--- PAGE EXTRACT ---

Liberman calls Turkey's Erdogan 'an anti-Semitic, neighborhood bully'

Netanyahu calls on world to condemn Turkish president for supporting terrorists.

Prime Minister Benjamin Netanyahu meets AIPAC leadership
Both Prime Minister Benjamin Netanyahu and Foreign Minister Avigdor Liberman slammed Turkish President Recep Tayyip Erdogan on Wednesday, with Liberman calling him an “anti-Semitic, neighborhood bully,” and Netanyahu saying indirectly that he supported terrorism.
“The war against terrorism will not succeed if it is founded on hypocrisy,” the prime minister said after a meeting in Jerusalem with an AIPAC delegation.
“And I’ve yet to hear any world leader condemn the words of Erdogan, not one.”
The Turkish leader on Monday blasted Netanyahu’s participation a day earlier in the massive march against terrorism and for free speech in Paris, saying he did not understand how the prime minister “dared go there,” saying – in a reference to Operation Protective Edge – that he should “give an account for the children, women you massacred.”
Netanyahu said Erdogan’s “shameful comments must be repudiated by the international community, because the war against terrorism will only succeed if it is guided by moral clarity. That means that the terrorists and their supporters must be condemned, and those fighting them, like Israel and the United States, must be supported.”
The world would be “tested by these issues of moral confusion versus moral clarity and courage versus cowardice again, and again, and again. This is not a one-shot battle,” he said.
Turkey is one of the few countries in the world that openly and enthusiastically supports Hamas, an organization on both the US’s and EU’s list of terrorist groups.
Netanyahu made similar comments regarding Erdogan following a meeting he held with visiting Spanish Foreign Minister Jose Manuel Garcia- Margallo.
Liberman, meanwhile, said that Erdogan’s vitriolic attacks against Israel was one of the reasons for the surge of anti-Semitism in Europe. He told a gathering of Israel’s ambassadors to Euro-Asia meeting in the Foreign Ministry that there were severe ramifications to Europe’s ignoring the hate and incitement Erdogan cultivates toward Israel.
“The silence of the lambs of cultured Europe, politically correct Europe, toward a neighborhood and anti-Semitic bully like Erdogan and his friends brings us back to the reality of the 1930s,” he said.
Liberman, who seemed recently to have been trying to move toward the political Center, bucked that trend during the speech, calling for the ouster of Palestinian Authority President Mahmoud Abbas, whom he accused of waging “diplomatic terror” against Israel.
In a sign that Liberman is in the midst of a tough election campaign, with his Yisrael Beytenu party plagued by corruption allegations and hurting badly in the polls, the foreign minister’s spokespeople billed his comments beforehand as an important diplomatic address, and for the first time distributed the text of his speech to reporters before delivery.
In the address, Liberman said Abbas’s anti-Israel moves in the diplomatic arena left the country no choice but to act strongly in response, and that the transfer of tax funds to the PA that were frozen earlier this month should not be freed up until Abbas was removed from power.

--- EXERCISE INPUTS ---

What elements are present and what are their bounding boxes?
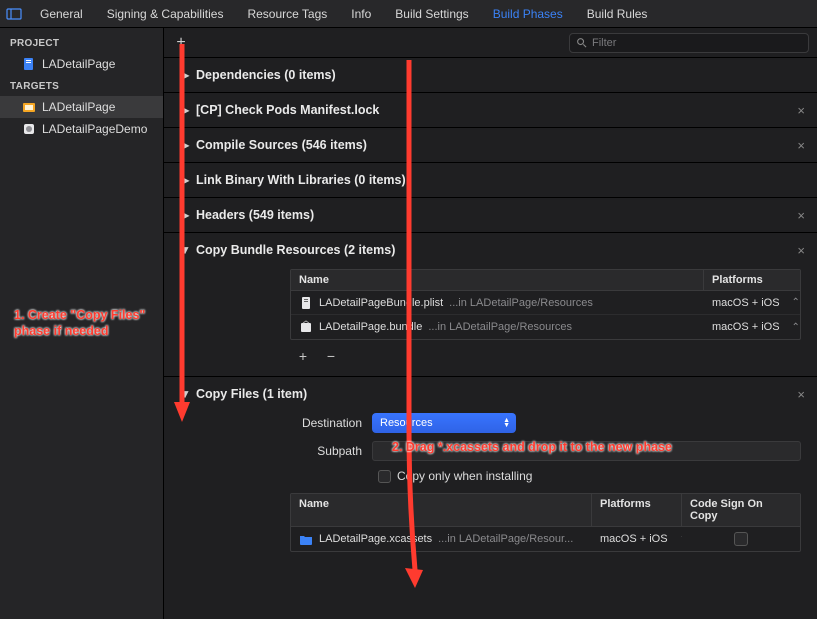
phase-copy-files-title: Copy Files (1 item) — [196, 387, 307, 401]
add-file-button[interactable]: + — [294, 348, 312, 364]
copy-only-checkbox[interactable] — [378, 470, 391, 483]
framework-target-icon — [22, 100, 36, 114]
col-name[interactable]: Name — [291, 270, 704, 290]
phase-pods: ▶ [CP] Check Pods Manifest.lock × — [164, 93, 817, 128]
filter-input[interactable] — [592, 37, 802, 49]
file-name: LADetailPage.bundle — [319, 321, 422, 333]
phase-compile-title: Compile Sources (546 items) — [196, 138, 367, 152]
chevron-right-icon: ▶ — [180, 208, 190, 222]
target-item-1-label: LADetailPageDemo — [42, 122, 147, 136]
chevron-right-icon: ▶ — [180, 103, 190, 117]
table-row[interactable]: LADetailPage.bundle ...in LADetailPage/R… — [291, 315, 800, 339]
platforms-value: macOS + iOS — [600, 533, 668, 545]
codesign-checkbox[interactable] — [734, 532, 748, 546]
chevron-down-icon: ▼ — [180, 387, 190, 401]
project-section-label: PROJECT — [0, 32, 163, 53]
project-navigator-sidebar: PROJECT LADetailPage TARGETS LADetailPag… — [0, 28, 164, 619]
remove-phase-button[interactable]: × — [797, 138, 805, 153]
table-header: Name Platforms — [291, 270, 800, 291]
subpath-label: Subpath — [290, 444, 372, 458]
destination-value: Resources — [380, 417, 433, 429]
col-platforms[interactable]: Platforms — [592, 494, 682, 526]
phase-headers-header[interactable]: ▶ Headers (549 items) — [180, 208, 809, 222]
phase-link-title: Link Binary With Libraries (0 items) — [196, 173, 406, 187]
destination-label: Destination — [290, 416, 372, 430]
copy-bundle-table: Name Platforms LADetailPageBundle.plist … — [290, 269, 801, 340]
phase-compile: ▶ Compile Sources (546 items) × — [164, 128, 817, 163]
file-name: LADetailPage.xcassets — [319, 533, 432, 545]
phases-toolbar: + — [164, 28, 817, 58]
col-platforms[interactable]: Platforms — [704, 270, 800, 290]
copy-files-table: Name Platforms Code Sign On Copy LADetai… — [290, 493, 801, 552]
remove-phase-button[interactable]: × — [797, 208, 805, 223]
xcassets-folder-icon — [299, 532, 313, 546]
target-item-0-label: LADetailPage — [42, 100, 115, 114]
remove-phase-button[interactable]: × — [797, 243, 805, 258]
phase-dependencies-title: Dependencies (0 items) — [196, 68, 336, 82]
file-path: ...in LADetailPage/Resources — [428, 321, 572, 333]
tab-build-phases[interactable]: Build Phases — [481, 0, 575, 28]
bundle-file-icon — [299, 320, 313, 334]
app-target-icon — [22, 122, 36, 136]
chevron-right-icon: ▶ — [180, 173, 190, 187]
chevron-right-icon: ▶ — [180, 138, 190, 152]
phase-compile-header[interactable]: ▶ Compile Sources (546 items) — [180, 138, 809, 152]
phase-headers: ▶ Headers (549 items) × — [164, 198, 817, 233]
select-chevron-icon: ▲▼ — [503, 418, 510, 428]
tab-build-rules[interactable]: Build Rules — [575, 0, 660, 28]
tab-general[interactable]: General — [28, 0, 95, 28]
remove-phase-button[interactable]: × — [797, 387, 805, 402]
tab-resource-tags[interactable]: Resource Tags — [235, 0, 339, 28]
phase-dependencies-header[interactable]: ▶ Dependencies (0 items) — [180, 68, 809, 82]
table-row[interactable]: LADetailPageBundle.plist ...in LADetailP… — [291, 291, 800, 315]
subpath-input[interactable] — [372, 441, 801, 461]
table-header: Name Platforms Code Sign On Copy — [291, 494, 800, 527]
filter-icon — [576, 37, 587, 48]
phase-headers-title: Headers (549 items) — [196, 208, 314, 222]
col-name[interactable]: Name — [291, 494, 592, 526]
xcodeproj-icon — [22, 57, 36, 71]
target-item-1[interactable]: LADetailPageDemo — [0, 118, 163, 140]
phase-copy-files: ▼ Copy Files (1 item) × Destination Reso… — [164, 377, 817, 562]
file-name: LADetailPageBundle.plist — [319, 297, 443, 309]
stepper-icon[interactable]: ⌃⌄ — [792, 322, 800, 333]
copy-only-label: Copy only when installing — [397, 469, 532, 483]
phase-pods-title: [CP] Check Pods Manifest.lock — [196, 103, 379, 117]
editor-tabbar: General Signing & Capabilities Resource … — [0, 0, 817, 28]
stepper-icon[interactable]: ⌃⌄ — [792, 297, 800, 308]
phase-link: ▶ Link Binary With Libraries (0 items) — [164, 163, 817, 198]
filter-field[interactable] — [569, 33, 809, 53]
tab-build-settings[interactable]: Build Settings — [383, 0, 480, 28]
chevron-right-icon: ▶ — [180, 68, 190, 82]
platforms-value: macOS + iOS — [712, 297, 780, 309]
file-path: ...in LADetailPage/Resour... — [438, 533, 573, 545]
phase-pods-header[interactable]: ▶ [CP] Check Pods Manifest.lock — [180, 103, 809, 117]
tab-signing[interactable]: Signing & Capabilities — [95, 0, 236, 28]
remove-file-button[interactable]: − — [322, 348, 340, 364]
build-phases-content: + ▶ Dependencies (0 items) ▶ [CP] Check … — [164, 28, 817, 619]
platforms-value: macOS + iOS — [712, 321, 780, 333]
col-codesign[interactable]: Code Sign On Copy — [682, 494, 800, 526]
add-phase-button[interactable]: + — [172, 34, 190, 52]
target-item-0[interactable]: LADetailPage — [0, 96, 163, 118]
phase-copy-bundle: ▼ Copy Bundle Resources (2 items) × Name… — [164, 233, 817, 377]
remove-phase-button[interactable]: × — [797, 103, 805, 118]
panel-toggle-icon[interactable] — [4, 6, 24, 22]
phase-copy-bundle-title: Copy Bundle Resources (2 items) — [196, 243, 395, 257]
chevron-down-icon: ▼ — [180, 243, 190, 257]
table-row[interactable]: LADetailPage.xcassets ...in LADetailPage… — [291, 527, 800, 551]
phase-link-header[interactable]: ▶ Link Binary With Libraries (0 items) — [180, 173, 809, 187]
target-editor-tabs: General Signing & Capabilities Resource … — [28, 0, 817, 28]
phase-dependencies: ▶ Dependencies (0 items) — [164, 58, 817, 93]
targets-section-label: TARGETS — [0, 75, 163, 96]
plist-file-icon — [299, 296, 313, 310]
phase-copy-bundle-header[interactable]: ▼ Copy Bundle Resources (2 items) — [180, 243, 809, 257]
project-item[interactable]: LADetailPage — [0, 53, 163, 75]
destination-select[interactable]: Resources ▲▼ — [372, 413, 516, 433]
phase-copy-files-header[interactable]: ▼ Copy Files (1 item) — [180, 387, 809, 401]
project-item-label: LADetailPage — [42, 57, 115, 71]
file-path: ...in LADetailPage/Resources — [449, 297, 593, 309]
tab-info[interactable]: Info — [339, 0, 383, 28]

---

- INSTRUCTIONS -
[1] Gather every line of the records that contains the string "stepper".
[2] Carry on the article on Israeli leaders' criticism of Erdogan, starting after its last sentence.
The records have no connection to the article on Israeli leaders' criticism of Erdogan.

- TASK RESPONSES -
[1]
stepper-icon[interactable]: ⌃⌄ — [792, 322, 800, 333]
stepper-icon[interactable]: ⌃⌄ — [792, 297, 800, 308]

[2]
Abbas was an obstacle to any diplomatic progress, and was concerned solely about his political survival, not a Palestinian state nor the fate of the Palestinian people, Liberman said.
“The only way for him to cover his weakness against Hamas and his [political] opposition is by waging war [against Israel] in the international arena,” he said. “That is the way he diverts attention on the Palestinian street, and that is how he comes out as a hero.”
But, Liberman said, those moves do nothing to bring him closer to a Palestinian state.
Abbas’s recent steps in the diplomatic arena constituted a crossing of all redlines, and Israel had no choice “but to take determined actions” against him, Liberman said.
The freezing of the transfer of tax revenues to the PA – a step taken earlier this month in response to its joining the International Criminal Court – must not just be a temporary measure, as has been the case in the past, the foreign minister said.
“This time it needs to be clear that the money will be not be returned until he is removed from the government in Ramallah,” he said. Liberman also expressed support to moves inside the US Congress calling for punitive measures against the PA because of its joining the ICC, including closing the Palestinian representation in Washington, and shutting off US funds.
”If we are speaking seriously about a diplomatic process, there is a need first and foremost to be rid of Abu Mazen [Abbas], and of course to eradicate the Hamas government in Gaza,” he said. “Anyone who talks about a diplomatic process being possible with Abu Mazen in Ramallah and Hamas in control of Gaza, it is all talk.”
Liberman said that after Abbas was gone and Hamas eradicated, there would then be a need to turn to the Quartet – who should then turn to the Jordanians and Egyptians – and decide how to run free elections inside the PA. Those elections, he added, should be held without the participation of the Hamas and Islamic Jihad terrorist organizations, and without Fatah’s Marwan Barghouti, convicted of terrorist murders and serving five life-sentences.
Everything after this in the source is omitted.